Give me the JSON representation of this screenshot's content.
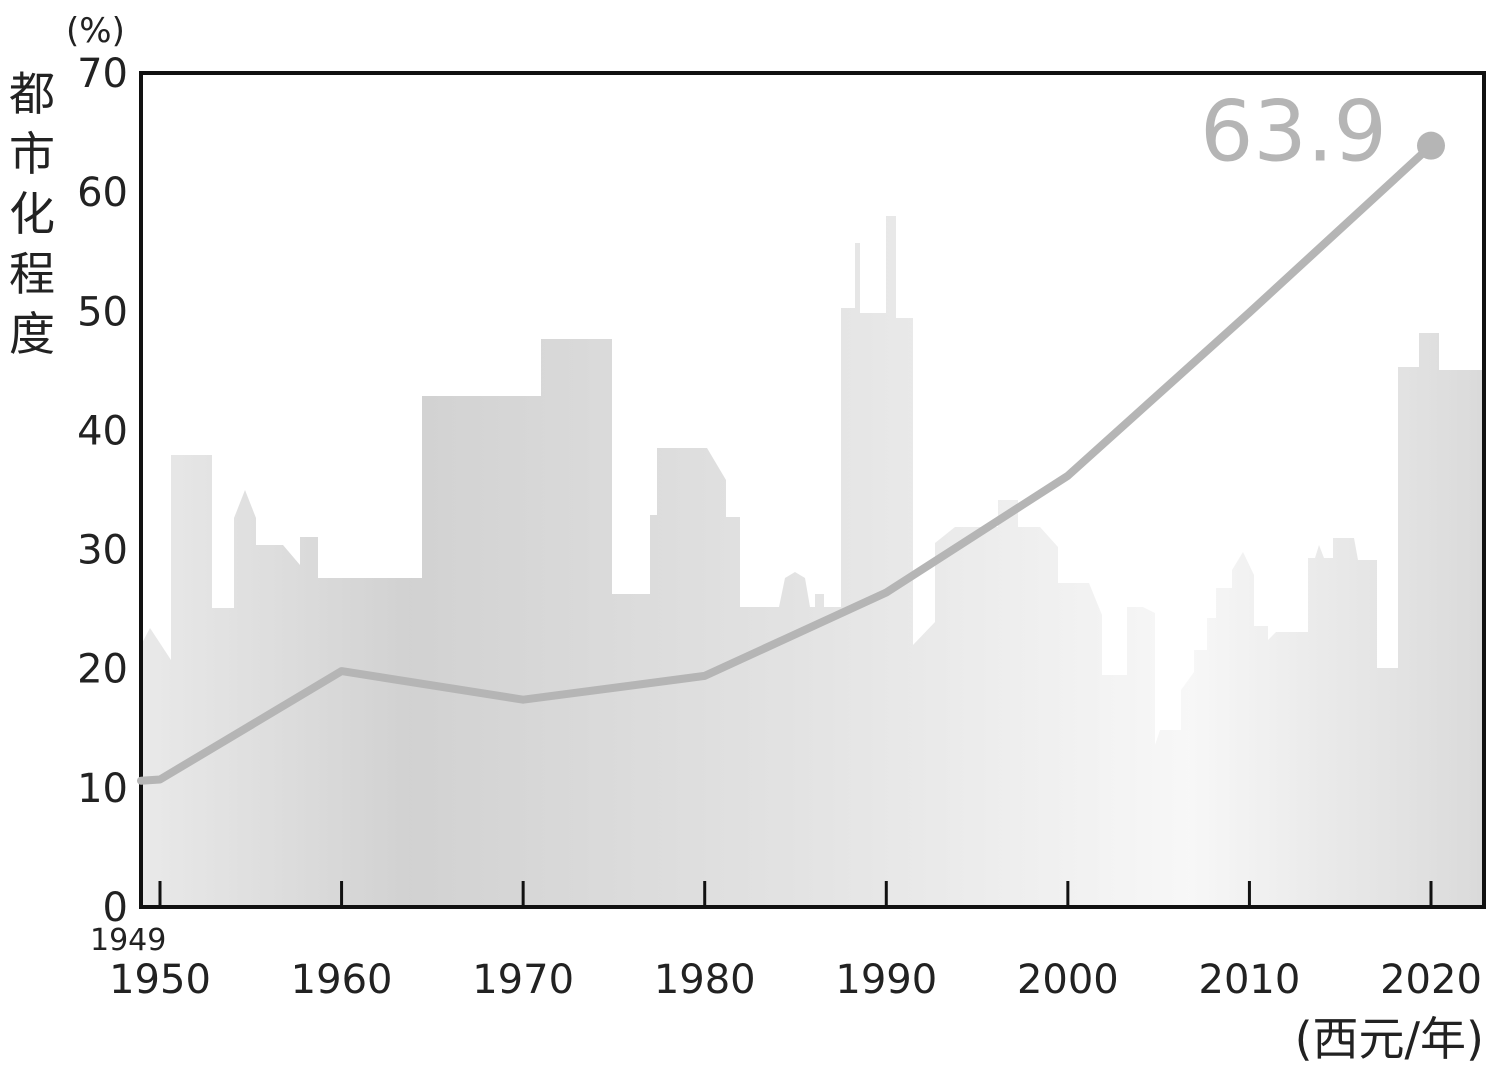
{
  "chart_data": {
    "type": "line",
    "x": [
      1949,
      1960,
      1970,
      1980,
      1990,
      2000,
      2010,
      2020
    ],
    "series": [
      {
        "values": [
          10.6,
          19.8,
          17.4,
          19.4,
          26.4,
          36.2,
          49.9,
          63.9
        ]
      }
    ],
    "ylim": [
      0,
      70
    ],
    "xlim": [
      1949,
      2023
    ],
    "yticks": [
      "0",
      "10",
      "20",
      "30",
      "40",
      "50",
      "60",
      "70"
    ],
    "xticks": [
      "1950",
      "1960",
      "1970",
      "1980",
      "1990",
      "2000",
      "2010",
      "2020"
    ],
    "first_year_label": "1949",
    "ylabel": "都市化程度",
    "yunit": "(%)",
    "xunit": "(西元/年)",
    "end_annotation": "63.9",
    "grid": false,
    "colors": {
      "line": "#b5b5b5",
      "frame": "#111111",
      "skyline": "#dcdcdc"
    }
  }
}
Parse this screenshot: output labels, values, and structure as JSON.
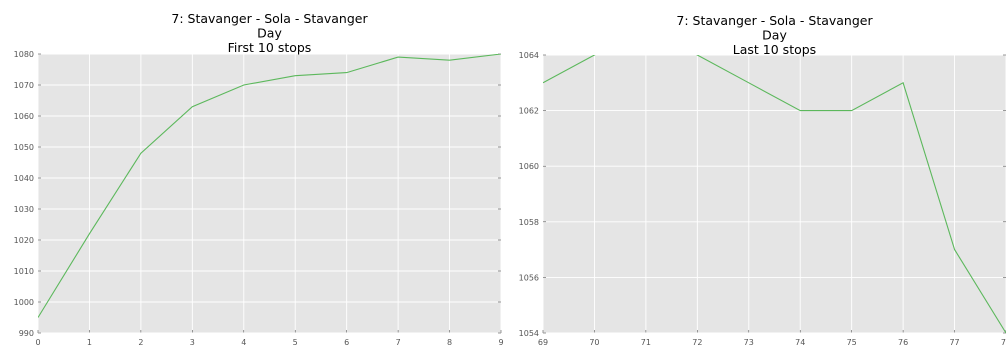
{
  "chart_data": [
    {
      "type": "line",
      "title": "7: Stavanger - Sola - Stavanger",
      "subtitle": "Day",
      "subtitle2": "First 10 stops",
      "xlabel": "",
      "ylabel": "",
      "x": [
        0,
        1,
        2,
        3,
        4,
        5,
        6,
        7,
        8,
        9
      ],
      "xticks": [
        "0",
        "1",
        "2",
        "3",
        "4",
        "5",
        "6",
        "7",
        "8",
        "9"
      ],
      "xlim": [
        0,
        9
      ],
      "ylim": [
        990,
        1080
      ],
      "yticks": [
        "990",
        "1000",
        "1010",
        "1020",
        "1030",
        "1040",
        "1050",
        "1060",
        "1070",
        "1080"
      ],
      "series": [
        {
          "values": [
            995,
            1022,
            1048,
            1063,
            1070,
            1073,
            1074,
            1079,
            1078,
            1080
          ]
        }
      ],
      "line_color": "#5cb85c",
      "background": "#e5e5e5",
      "grid": true
    },
    {
      "type": "line",
      "title": "7: Stavanger - Sola - Stavanger",
      "subtitle": "Day",
      "subtitle2": "Last 10 stops",
      "xlabel": "",
      "ylabel": "",
      "x": [
        69,
        70,
        71,
        72,
        73,
        74,
        75,
        76,
        77,
        78
      ],
      "xticks": [
        "69",
        "70",
        "71",
        "72",
        "73",
        "74",
        "75",
        "76",
        "77",
        "78"
      ],
      "xlim": [
        69,
        78
      ],
      "ylim": [
        1054,
        1064
      ],
      "yticks": [
        "1054",
        "1056",
        "1058",
        "1060",
        "1062",
        "1064"
      ],
      "series": [
        {
          "values": [
            1063,
            1064,
            1065,
            1064,
            1063,
            1062,
            1062,
            1063,
            1057,
            1054
          ]
        }
      ],
      "line_color": "#5cb85c",
      "background": "#e5e5e5",
      "grid": true
    }
  ]
}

[What the task requires] In the entries above, identify every line with the string "JSON".

[Answer in full]
Give me the JSON representation of this screenshot's content.
Parse this screenshot: output labels, values, and structure as JSON.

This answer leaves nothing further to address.